Task to carry out:
Identify each line containing the word "Votre" and copy it.

Input records:

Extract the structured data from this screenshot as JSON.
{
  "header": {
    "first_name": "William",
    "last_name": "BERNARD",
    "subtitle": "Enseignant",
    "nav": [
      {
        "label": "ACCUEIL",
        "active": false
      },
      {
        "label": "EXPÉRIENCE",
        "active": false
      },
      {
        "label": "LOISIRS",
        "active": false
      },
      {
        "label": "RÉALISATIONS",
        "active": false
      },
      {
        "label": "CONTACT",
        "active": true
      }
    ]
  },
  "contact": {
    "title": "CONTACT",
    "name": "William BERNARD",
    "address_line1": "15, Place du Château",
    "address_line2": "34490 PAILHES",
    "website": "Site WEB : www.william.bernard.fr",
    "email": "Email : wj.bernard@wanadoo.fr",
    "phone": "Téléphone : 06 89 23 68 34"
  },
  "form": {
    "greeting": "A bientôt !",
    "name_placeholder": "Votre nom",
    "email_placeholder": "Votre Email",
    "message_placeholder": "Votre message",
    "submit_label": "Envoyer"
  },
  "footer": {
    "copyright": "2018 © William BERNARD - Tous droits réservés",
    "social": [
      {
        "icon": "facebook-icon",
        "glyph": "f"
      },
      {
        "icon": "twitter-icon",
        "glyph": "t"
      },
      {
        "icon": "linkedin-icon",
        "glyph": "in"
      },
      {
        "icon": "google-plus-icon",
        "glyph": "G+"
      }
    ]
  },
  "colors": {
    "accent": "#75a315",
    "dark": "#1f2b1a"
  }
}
* * *
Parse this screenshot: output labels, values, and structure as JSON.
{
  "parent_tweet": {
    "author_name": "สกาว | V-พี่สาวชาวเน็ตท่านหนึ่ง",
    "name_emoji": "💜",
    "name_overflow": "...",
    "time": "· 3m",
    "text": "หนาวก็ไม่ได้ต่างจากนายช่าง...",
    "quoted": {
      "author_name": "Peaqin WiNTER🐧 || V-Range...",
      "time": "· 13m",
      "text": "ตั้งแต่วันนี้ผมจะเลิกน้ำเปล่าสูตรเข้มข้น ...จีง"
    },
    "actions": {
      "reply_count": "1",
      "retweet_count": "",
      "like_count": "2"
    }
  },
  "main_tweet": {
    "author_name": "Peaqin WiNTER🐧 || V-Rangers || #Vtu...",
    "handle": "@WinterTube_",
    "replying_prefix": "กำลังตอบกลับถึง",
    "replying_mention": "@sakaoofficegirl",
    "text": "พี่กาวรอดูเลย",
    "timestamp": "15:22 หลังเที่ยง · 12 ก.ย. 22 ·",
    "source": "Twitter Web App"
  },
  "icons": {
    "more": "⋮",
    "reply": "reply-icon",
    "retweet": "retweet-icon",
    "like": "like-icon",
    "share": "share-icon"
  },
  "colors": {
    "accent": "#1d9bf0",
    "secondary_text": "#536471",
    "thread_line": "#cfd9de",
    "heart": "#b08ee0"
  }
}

Right answer:
    "name_placeholder": "Votre nom",
    "email_placeholder": "Votre Email",
    "message_placeholder": "Votre message",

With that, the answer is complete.